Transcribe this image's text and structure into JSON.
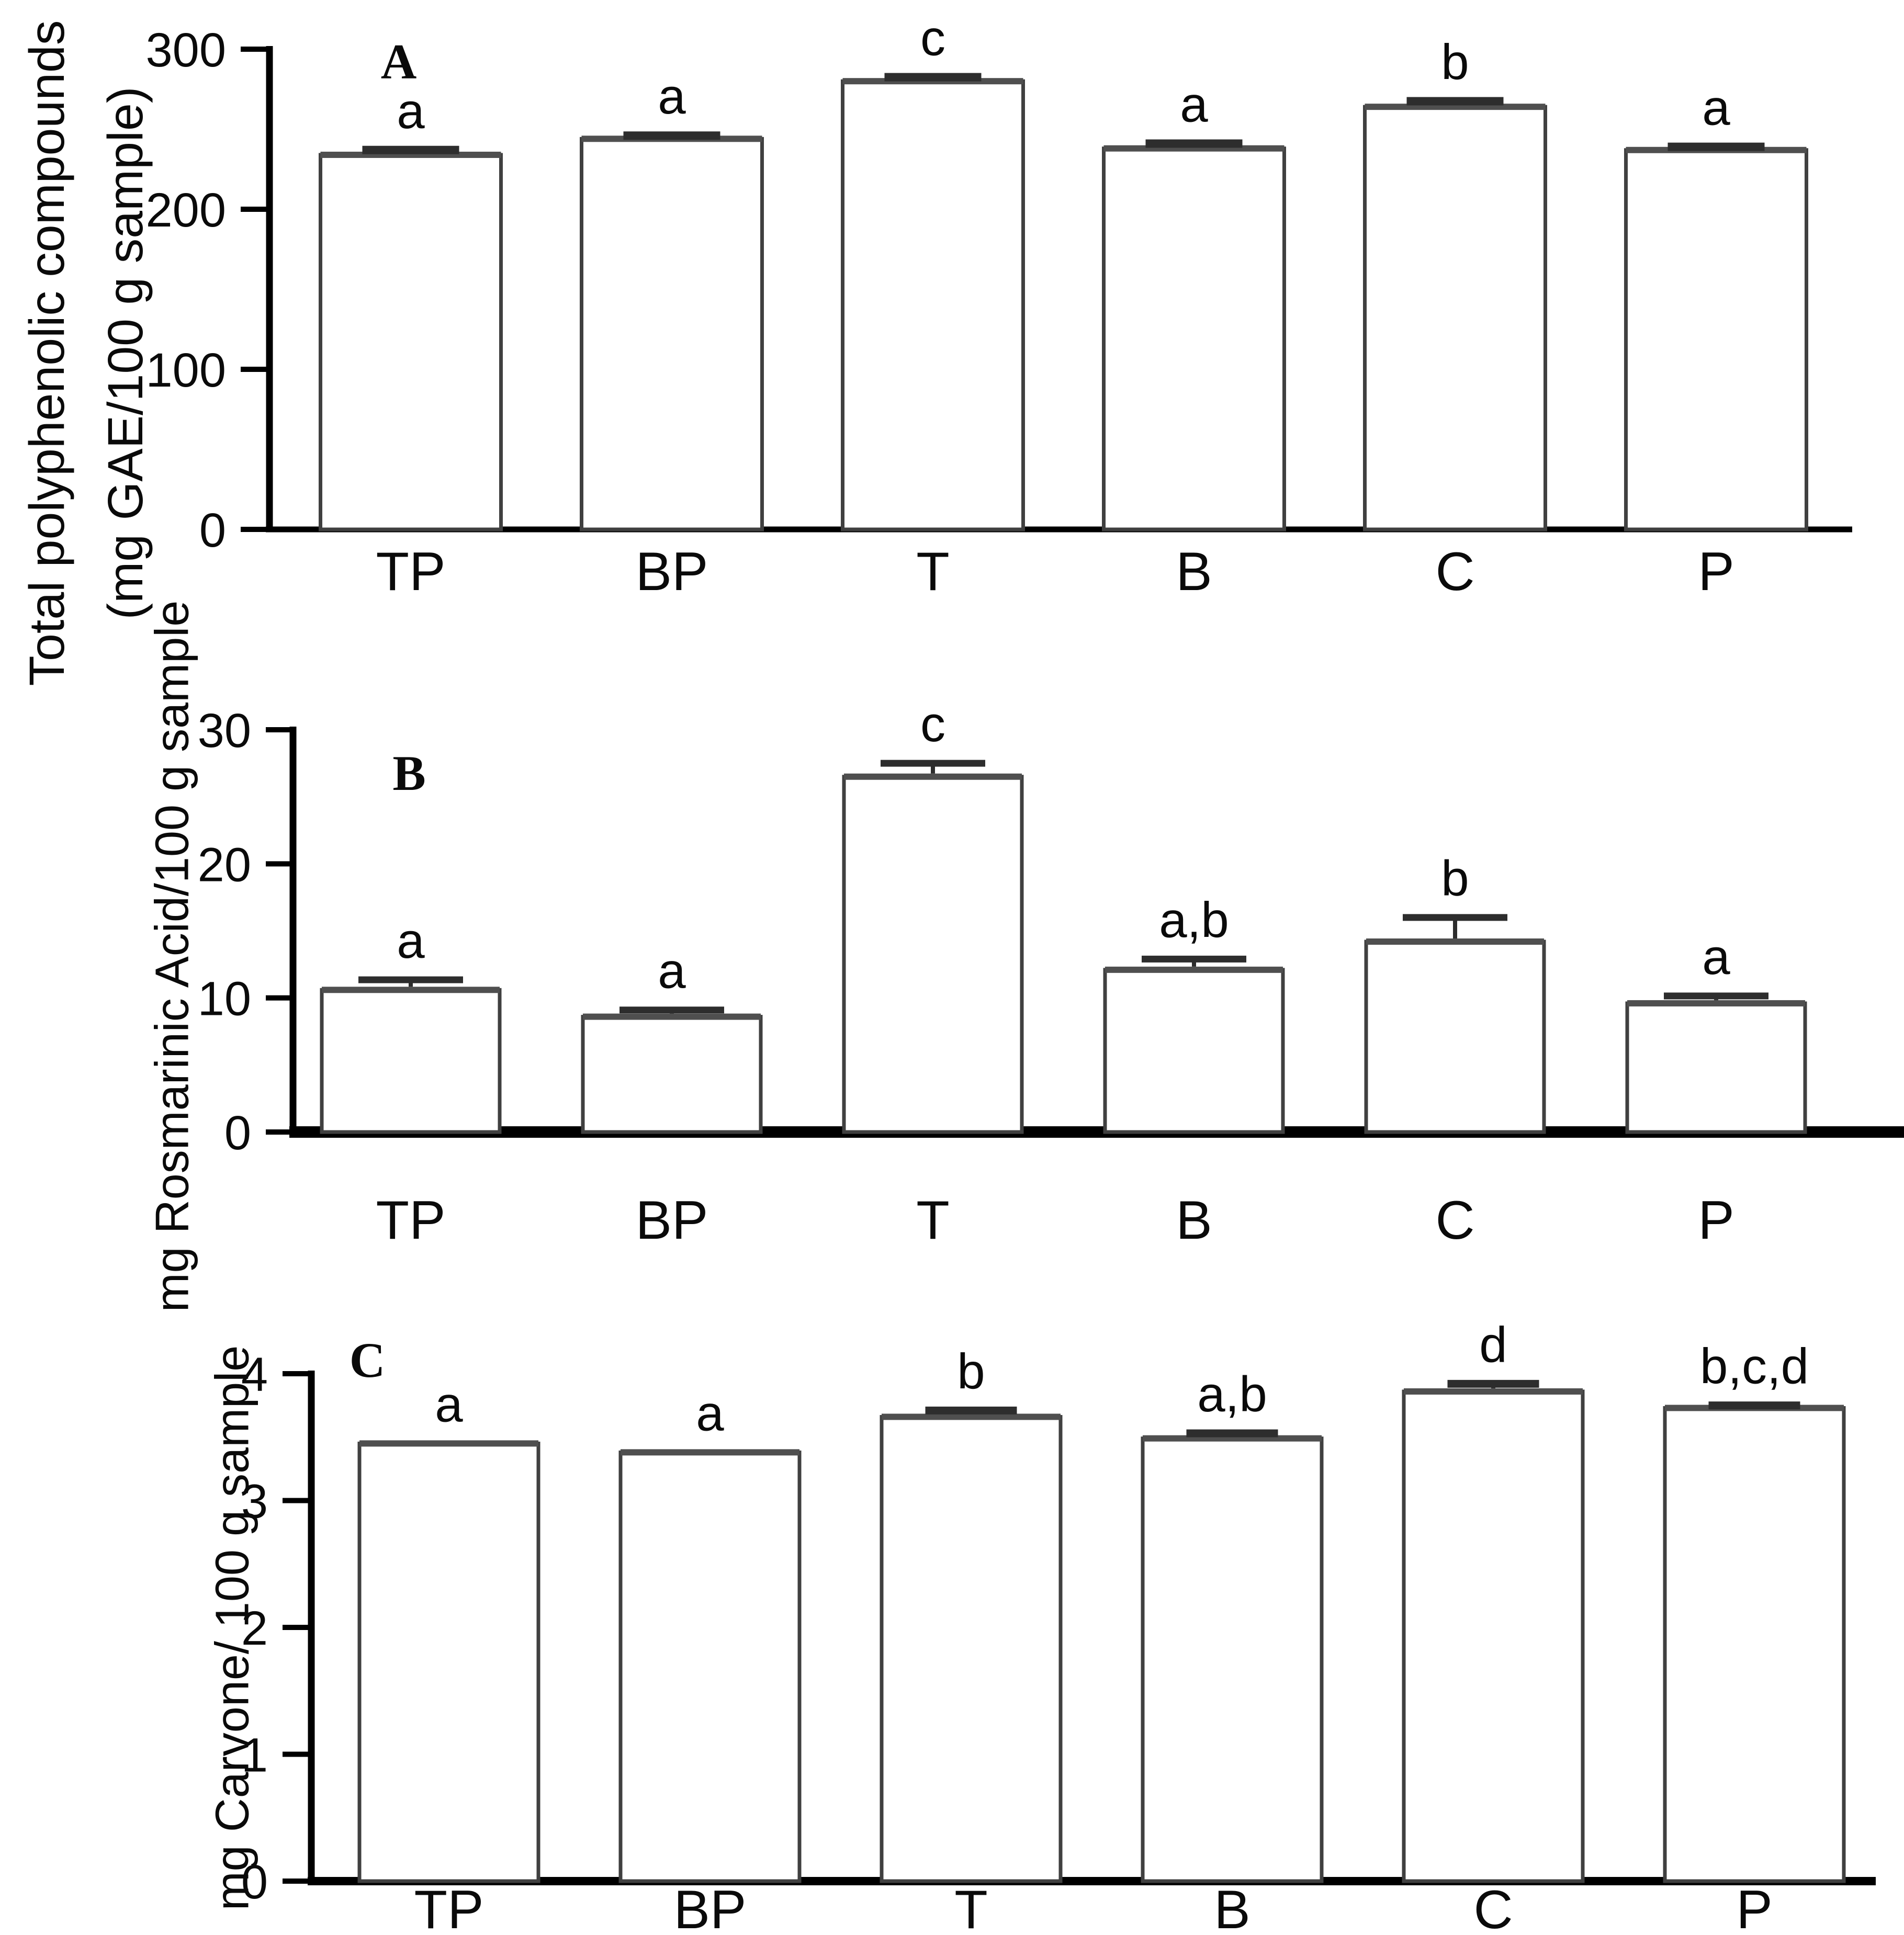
{
  "figure": {
    "background": "#ffffff",
    "axis_color": "#000000",
    "bar_fill": "#ffffff",
    "bar_stroke": "#404040",
    "bar_top_edge": "#4f4f4f",
    "error_color": "#2d2d2d",
    "text_color": "#0a0a0a"
  },
  "chart_data": [
    {
      "type": "bar",
      "panel_label": "A",
      "ylabel_lines": [
        "Total polyphenolic compounds",
        "(mg GAE/100 g sample)"
      ],
      "xlabel": "",
      "categories": [
        "TP",
        "BP",
        "T",
        "B",
        "C",
        "P"
      ],
      "values": [
        234,
        244,
        280,
        238,
        264,
        237
      ],
      "errors": [
        3,
        2,
        2.5,
        3,
        3.5,
        2
      ],
      "sig_letters": [
        "a",
        "a",
        "c",
        "a",
        "b",
        "a"
      ],
      "ylim": [
        0,
        300
      ],
      "yticks": [
        0,
        100,
        200,
        300
      ],
      "grid": false,
      "legend": false
    },
    {
      "type": "bar",
      "panel_label": "B",
      "ylabel_lines": [
        "mg Rosmarinic Acid/100 g sample"
      ],
      "xlabel": "",
      "categories": [
        "TP",
        "BP",
        "T",
        "B",
        "C",
        "P"
      ],
      "values": [
        10.6,
        8.6,
        26.5,
        12.1,
        14.2,
        9.6
      ],
      "errors": [
        0.75,
        0.5,
        1.0,
        0.8,
        1.8,
        0.55
      ],
      "sig_letters": [
        "a",
        "a",
        "c",
        "a,b",
        "b",
        "a"
      ],
      "ylim": [
        0,
        30
      ],
      "yticks": [
        0,
        10,
        20,
        30
      ],
      "grid": false,
      "legend": false
    },
    {
      "type": "bar",
      "panel_label": "C",
      "ylabel_lines": [
        "mg Carvone/ 100 g sample"
      ],
      "xlabel": "",
      "categories": [
        "TP",
        "BP",
        "T",
        "B",
        "C",
        "P"
      ],
      "values": [
        3.45,
        3.38,
        3.66,
        3.49,
        3.86,
        3.73
      ],
      "errors": [
        0,
        0,
        0.05,
        0.04,
        0.06,
        0.02
      ],
      "sig_letters": [
        "a",
        "a",
        "b",
        "a,b",
        "d",
        "b,c,d"
      ],
      "ylim": [
        0,
        4
      ],
      "yticks": [
        0,
        1,
        2,
        3,
        4
      ],
      "grid": false,
      "legend": false
    }
  ]
}
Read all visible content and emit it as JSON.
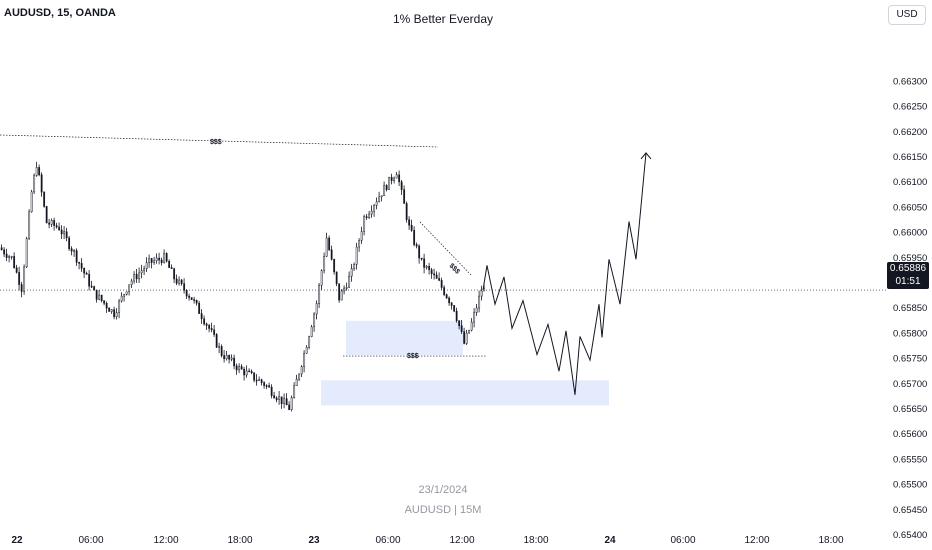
{
  "header": {
    "symbol": "AUDUSD, 15, OANDA",
    "title": "1% Better Everday",
    "currency": "USD"
  },
  "watermark": {
    "date": "23/1/2024",
    "name": "AUDUSD | 15M"
  },
  "price_label": {
    "price": "0.65886",
    "countdown": "01:51"
  },
  "colors": {
    "candle": "#131722",
    "zone": "#e3ebfc",
    "grid_text": "#131722",
    "projection": "#131722"
  },
  "chart_data": {
    "type": "candlestick",
    "y_axis": {
      "range": [
        0.654,
        0.6635
      ],
      "ticks": [
        "0.66300",
        "0.66250",
        "0.66200",
        "0.66150",
        "0.66100",
        "0.66050",
        "0.66000",
        "0.65950",
        "0.65900",
        "0.65850",
        "0.65800",
        "0.65750",
        "0.65700",
        "0.65650",
        "0.65600",
        "0.65550",
        "0.65500",
        "0.65450",
        "0.65400"
      ]
    },
    "x_axis": {
      "ticks": [
        "22",
        "06:00",
        "12:00",
        "18:00",
        "23",
        "06:00",
        "12:00",
        "18:00",
        "24",
        "06:00",
        "12:00",
        "18:00"
      ],
      "bold": [
        "22",
        "23",
        "24"
      ]
    },
    "current_price": 0.65886,
    "annotations": [
      {
        "text": "$$$",
        "level": 0.66123
      },
      {
        "text": "$$$",
        "level": 0.65755
      },
      {
        "text": "$$$",
        "level": 0.65868
      }
    ],
    "zones": [
      {
        "from": 0.65825,
        "to": 0.65757
      },
      {
        "from": 0.65707,
        "to": 0.65657
      }
    ],
    "swing_points": [
      {
        "label": "high",
        "value": 0.66137
      },
      {
        "label": "low",
        "value": 0.65652
      },
      {
        "label": "high",
        "value": 0.66122
      },
      {
        "label": "low",
        "value": 0.65758
      },
      {
        "label": "target",
        "value": 0.66158
      }
    ],
    "projection": [
      0.65886,
      0.65935,
      0.65858,
      0.65912,
      0.6581,
      0.65865,
      0.65758,
      0.65818,
      0.65725,
      0.65805,
      0.65678,
      0.65794,
      0.65747,
      0.65858,
      0.65792,
      0.65947,
      0.65858,
      0.66022,
      0.65947,
      0.66158
    ]
  }
}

----

# [WHAT THE EXERCISE ASKS]
Omit the pictures, then output the rest of the listing exactly.

# [FULL SOLUTION]
Transcribe this image's text and structure into JSON.
{
  "figure": {
    "background": "#ffffff",
    "axis_color": "#000000",
    "bar_fill": "#ffffff",
    "bar_stroke": "#404040",
    "bar_top_edge": "#4f4f4f",
    "error_color": "#2d2d2d",
    "text_color": "#0a0a0a"
  },
  "chart_data": [
    {
      "type": "bar",
      "panel_label": "A",
      "ylabel_lines": [
        "Total polyphenolic compounds",
        "(mg GAE/100 g sample)"
      ],
      "xlabel": "",
      "categories": [
        "TP",
        "BP",
        "T",
        "B",
        "C",
        "P"
      ],
      "values": [
        234,
        244,
        280,
        238,
        264,
        237
      ],
      "errors": [
        3,
        2,
        2.5,
        3,
        3.5,
        2
      ],
      "sig_letters": [
        "a",
        "a",
        "c",
        "a",
        "b",
        "a"
      ],
      "ylim": [
        0,
        300
      ],
      "yticks": [
        0,
        100,
        200,
        300
      ],
      "grid": false,
      "legend": false
    },
    {
      "type": "bar",
      "panel_label": "B",
      "ylabel_lines": [
        "mg Rosmarinic Acid/100 g sample"
      ],
      "xlabel": "",
      "categories": [
        "TP",
        "BP",
        "T",
        "B",
        "C",
        "P"
      ],
      "values": [
        10.6,
        8.6,
        26.5,
        12.1,
        14.2,
        9.6
      ],
      "errors": [
        0.75,
        0.5,
        1.0,
        0.8,
        1.8,
        0.55
      ],
      "sig_letters": [
        "a",
        "a",
        "c",
        "a,b",
        "b",
        "a"
      ],
      "ylim": [
        0,
        30
      ],
      "yticks": [
        0,
        10,
        20,
        30
      ],
      "grid": false,
      "legend": false
    },
    {
      "type": "bar",
      "panel_label": "C",
      "ylabel_lines": [
        "mg Carvone/ 100 g sample"
      ],
      "xlabel": "",
      "categories": [
        "TP",
        "BP",
        "T",
        "B",
        "C",
        "P"
      ],
      "values": [
        3.45,
        3.38,
        3.66,
        3.49,
        3.86,
        3.73
      ],
      "errors": [
        0,
        0,
        0.05,
        0.04,
        0.06,
        0.02
      ],
      "sig_letters": [
        "a",
        "a",
        "b",
        "a,b",
        "d",
        "b,c,d"
      ],
      "ylim": [
        0,
        4
      ],
      "yticks": [
        0,
        1,
        2,
        3,
        4
      ],
      "grid": false,
      "legend": false
    }
  ]
}
Read all visible content and emit it as JSON.
{
  "header": {
    "symbol": "AUDUSD, 15, OANDA",
    "title": "1% Better Everday",
    "currency": "USD"
  },
  "watermark": {
    "date": "23/1/2024",
    "name": "AUDUSD | 15M"
  },
  "price_label": {
    "price": "0.65886",
    "countdown": "01:51"
  },
  "colors": {
    "candle": "#131722",
    "zone": "#e3ebfc",
    "grid_text": "#131722",
    "projection": "#131722"
  },
  "chart_data": {
    "type": "candlestick",
    "y_axis": {
      "range": [
        0.654,
        0.6635
      ],
      "ticks": [
        "0.66300",
        "0.66250",
        "0.66200",
        "0.66150",
        "0.66100",
        "0.66050",
        "0.66000",
        "0.65950",
        "0.65900",
        "0.65850",
        "0.65800",
        "0.65750",
        "0.65700",
        "0.65650",
        "0.65600",
        "0.65550",
        "0.65500",
        "0.65450",
        "0.65400"
      ]
    },
    "x_axis": {
      "ticks": [
        "22",
        "06:00",
        "12:00",
        "18:00",
        "23",
        "06:00",
        "12:00",
        "18:00",
        "24",
        "06:00",
        "12:00",
        "18:00"
      ],
      "bold": [
        "22",
        "23",
        "24"
      ]
    },
    "current_price": 0.65886,
    "annotations": [
      {
        "text": "$$$",
        "level": 0.66123
      },
      {
        "text": "$$$",
        "level": 0.65755
      },
      {
        "text": "$$$",
        "level": 0.65868
      }
    ],
    "zones": [
      {
        "from": 0.65825,
        "to": 0.65757
      },
      {
        "from": 0.65707,
        "to": 0.65657
      }
    ],
    "swing_points": [
      {
        "label": "high",
        "value": 0.66137
      },
      {
        "label": "low",
        "value": 0.65652
      },
      {
        "label": "high",
        "value": 0.66122
      },
      {
        "label": "low",
        "value": 0.65758
      },
      {
        "label": "target",
        "value": 0.66158
      }
    ],
    "projection": [
      0.65886,
      0.65935,
      0.65858,
      0.65912,
      0.6581,
      0.65865,
      0.65758,
      0.65818,
      0.65725,
      0.65805,
      0.65678,
      0.65794,
      0.65747,
      0.65858,
      0.65792,
      0.65947,
      0.65858,
      0.66022,
      0.65947,
      0.66158
    ]
  }
}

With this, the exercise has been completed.